■ TO BE DONE
Copy every entry exactly as given, minus the images.

Records from a data collection
+---+
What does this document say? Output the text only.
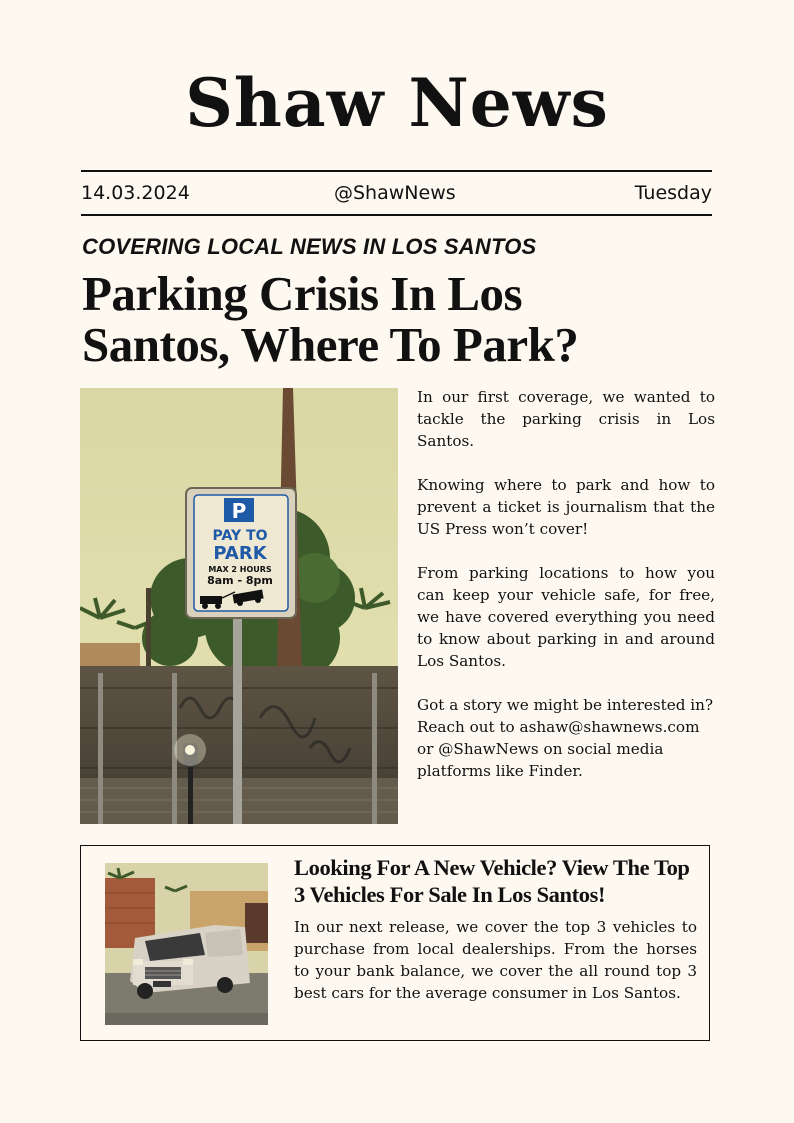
Shaw News
14.03.2024	@ShawNews	Tuesday
COVERING LOCAL NEWS IN LOS SANTOS
Parking Crisis In Los
Santos, Where To Park?
P
PAY TO
PARK
MAX 2 HOURS
8am - 8pm

In our first coverage, we wanted to tackle the parking crisis in Los Santos.

Knowing where to park and how to prevent a ticket is journalism that the US Press won’t cover!

From parking locations to how you can keep your vehicle safe, for free, we have covered everything you need to know about parking in and around Los Santos.

Got a story we might be interested in? Reach out to ashaw@shawnews.com or @ShawNews on social media platforms like Finder.

Looking For A New Vehicle? View The Top 3 Vehicles For Sale In Los Santos!
In our next release, we cover the top 3 vehicles to purchase from local dealerships. From the horses to your bank balance, we cover the all round top 3 best cars for the average consumer in Los Santos.
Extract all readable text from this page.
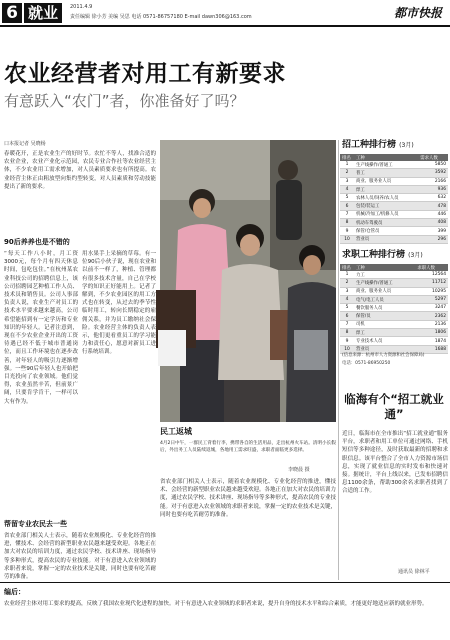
6 就业	2011.4.9
责任编辑 徐小芳 美编 吴思 电话 0571-86757180 E-mail dawn306@163.com	都市快报
农业经营者对用工有新要求
有意跃入“农门”者，你准备好了吗？
口本报记者 吴晓杨
春暖花开，正是农业生产的好时节。农忙不等人，找准合适的农业企业，农业产业化示范园，农民专业合作社等农业经营主体，不少农业用工需求增加，对人员素质要求也有所提高。农业经营主体正由粗放型向集约型转变，对人员素质和劳动技能提出了新的要求。
90后养养也是不错的
“每天工作八小时，月工资3000元，每个月有四天休息时间，包吃包住。”在杭州某农业科技公司的招聘信息上，该公司招聘园艺种植工作人员、技术员和销售员。公司人事部负责人说，农业生产对员工的技术水平要求越来越高，公司希望能招到有一定学历和专业知识的年轻人。记者注意到，现在不少农业企业开出的工资待遇已经不低于城市普通岗位，而且工作环境也在逐步改善，对年轻人的吸引力逐渐增强。一些90后年轻人也开始把目光投向了农业领域。他们觉得，农业虽然辛苦，但前景广阔，只要肯学肯干，一样可以大有作为。
用水果手上采摘的草莓。有一位90后小伙子说，现在农业和以前不一样了，种植、管理都有很多技术含量，自己在学校学的知识正好能用上。记者了解到，不少农业园区的用工方式也在转变，从过去的季节性临时用工，转向长期稳定的雇佣关系，并为员工缴纳社会保险。农业经营主体的负责人表示，他们更看重员工的学习能力和责任心，愿意对新员工进行系统培训。
帮留专业农民去一些
省农业部门相关人士表示，随着农业规模化、专业化经营的推进，懂技术、会经营的新型职业农民越来越受欢迎。各地正在加大对农民的培训力度，通过农民学校、技术讲座、现场指导等多种形式，提高农民的专业技能。对于有意进入农业领域的求职者来说，掌握一定的农业技术是关键，同时也要有吃苦耐劳的准备。
省农业部门相关人士表示，随着农业规模化、专业化经营的推进，懂技术、会经营的新型职业农民越来越受欢迎。各地正在加大对农民的培训力度，通过农民学校、技术讲座、现场指导等多种形式，提高农民的专业技能。对于有意进入农业领域的求职者来说，掌握一定的农业技术是关键，同时也要有吃苦耐劳的准备。
民工返城
4月2日中午，一群民工背着行李，携带各自的生活用品，走出杭州火车站。清明小长假后，外出务工人员陆续返城，各地用工需求旺盛，求职者面临更多选择。
李晓晨 摄
招工种排行榜 (3月)
排名	工种	需求人数
1	生产线操作/普通工	5850
2	普工	3592
3	商业、服务业人员	2166
4	焊工	936
5	农林人员/饲养/农人员	632
6	包装/装运工	478
7	机械/冷加工/机修人员	446
8	机动车驾驶员	408
9	保管/仓管员	399
10	营业员	296
求职工种排行榜 (3月)
排名	工种	求职人数
1	力工	12564
2	生产线操作/普通工	11712
3	商业、服务业人员	10295
4	电气/电工人员	5297
5	餐饮服务人员	3247
6	保管/员	2362
7	司机	2136
8	焊工	1806
9	专业技术人员	1874
10	营业员	1688
(信息来源：杭州市人力资源和社会保障局)
电话：0571-86950250
临海有个“招工就业通”
近日，临海市在全市推出“招工就业通”服务平台，求职者和用工单位可通过网络、手机短信等多种途径，及时获取最新的招聘和求职信息。该平台整合了全市人力资源市场信息，实现了就业信息的实时发布和快速对接。据统计，平台上线以来，已发布招聘信息1100余条，帮助300余名求职者找到了合适的工作。
通讯员 徐林平
编后：
农业经营主体对用工要求的提高，反映了我国农业现代化进程的加快。对于有意进入农业领域的求职者来说，提升自身的技术水平和综合素质，才能更好地适应新的就业形势。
+---+
■ SOLUTION TO THIS EXERCISE
What does this document say? Output the text only.
Shaw News
14.03.2024	@ShawNews	Tuesday
COVERING LOCAL NEWS IN LOS SANTOS
Parking Crisis In Los
Santos, Where To Park?
P
PAY TO
PARK
MAX 2 HOURS
8am - 8pm

In our first coverage, we wanted to tackle the parking crisis in Los Santos.

Knowing where to park and how to prevent a ticket is journalism that the US Press won’t cover!

From parking locations to how you can keep your vehicle safe, for free, we have covered everything you need to know about parking in and around Los Santos.

Got a story we might be interested in? Reach out to ashaw@shawnews.com or @ShawNews on social media platforms like Finder.

Looking For A New Vehicle? View The Top 3 Vehicles For Sale In Los Santos!
In our next release, we cover the top 3 vehicles to purchase from local dealerships. From the horses to your bank balance, we cover the all round top 3 best cars for the average consumer in Los Santos.
Extract all readable text from this page.
6 就业	2011.4.9
责任编辑 徐小芳 美编 吴思 电话 0571-86757180 E-mail dawn306@163.com	都市快报
农业经营者对用工有新要求
有意跃入“农门”者，你准备好了吗？
口本报记者 吴晓杨
春暖花开，正是农业生产的好时节。农忙不等人，找准合适的农业企业，农业产业化示范园，农民专业合作社等农业经营主体，不少农业用工需求增加，对人员素质要求也有所提高。农业经营主体正由粗放型向集约型转变，对人员素质和劳动技能提出了新的要求。
90后养养也是不错的
“每天工作八小时，月工资3000元，每个月有四天休息时间，包吃包住。”在杭州某农业科技公司的招聘信息上，该公司招聘园艺种植工作人员、技术员和销售员。公司人事部负责人说，农业生产对员工的技术水平要求越来越高，公司希望能招到有一定学历和专业知识的年轻人。记者注意到，现在不少农业企业开出的工资待遇已经不低于城市普通岗位，而且工作环境也在逐步改善，对年轻人的吸引力逐渐增强。一些90后年轻人也开始把目光投向了农业领域。他们觉得，农业虽然辛苦，但前景广阔，只要肯学肯干，一样可以大有作为。
用水果手上采摘的草莓。有一位90后小伙子说，现在农业和以前不一样了，种植、管理都有很多技术含量，自己在学校学的知识正好能用上。记者了解到，不少农业园区的用工方式也在转变，从过去的季节性临时用工，转向长期稳定的雇佣关系，并为员工缴纳社会保险。农业经营主体的负责人表示，他们更看重员工的学习能力和责任心，愿意对新员工进行系统培训。
帮留专业农民去一些
省农业部门相关人士表示，随着农业规模化、专业化经营的推进，懂技术、会经营的新型职业农民越来越受欢迎。各地正在加大对农民的培训力度，通过农民学校、技术讲座、现场指导等多种形式，提高农民的专业技能。对于有意进入农业领域的求职者来说，掌握一定的农业技术是关键，同时也要有吃苦耐劳的准备。
省农业部门相关人士表示，随着农业规模化、专业化经营的推进，懂技术、会经营的新型职业农民越来越受欢迎。各地正在加大对农民的培训力度，通过农民学校、技术讲座、现场指导等多种形式，提高农民的专业技能。对于有意进入农业领域的求职者来说，掌握一定的农业技术是关键，同时也要有吃苦耐劳的准备。
民工返城
4月2日中午，一群民工背着行李，携带各自的生活用品，走出杭州火车站。清明小长假后，外出务工人员陆续返城，各地用工需求旺盛，求职者面临更多选择。
李晓晨 摄
招工种排行榜 (3月)
排名	工种	需求人数
1	生产线操作/普通工	5850
2	普工	3592
3	商业、服务业人员	2166
4	焊工	936
5	农林人员/饲养/农人员	632
6	包装/装运工	478
7	机械/冷加工/机修人员	446
8	机动车驾驶员	408
9	保管/仓管员	399
10	营业员	296
求职工种排行榜 (3月)
排名	工种	求职人数
1	力工	12564
2	生产线操作/普通工	11712
3	商业、服务业人员	10295
4	电气/电工人员	5297
5	餐饮服务人员	3247
6	保管/员	2362
7	司机	2136
8	焊工	1806
9	专业技术人员	1874
10	营业员	1688
(信息来源：杭州市人力资源和社会保障局)
电话：0571-86950250
临海有个“招工就业通”
近日，临海市在全市推出“招工就业通”服务平台，求职者和用工单位可通过网络、手机短信等多种途径，及时获取最新的招聘和求职信息。该平台整合了全市人力资源市场信息，实现了就业信息的实时发布和快速对接。据统计，平台上线以来，已发布招聘信息1100余条，帮助300余名求职者找到了合适的工作。
通讯员 徐林平
编后：
农业经营主体对用工要求的提高，反映了我国农业现代化进程的加快。对于有意进入农业领域的求职者来说，提升自身的技术水平和综合素质，才能更好地适应新的就业形势。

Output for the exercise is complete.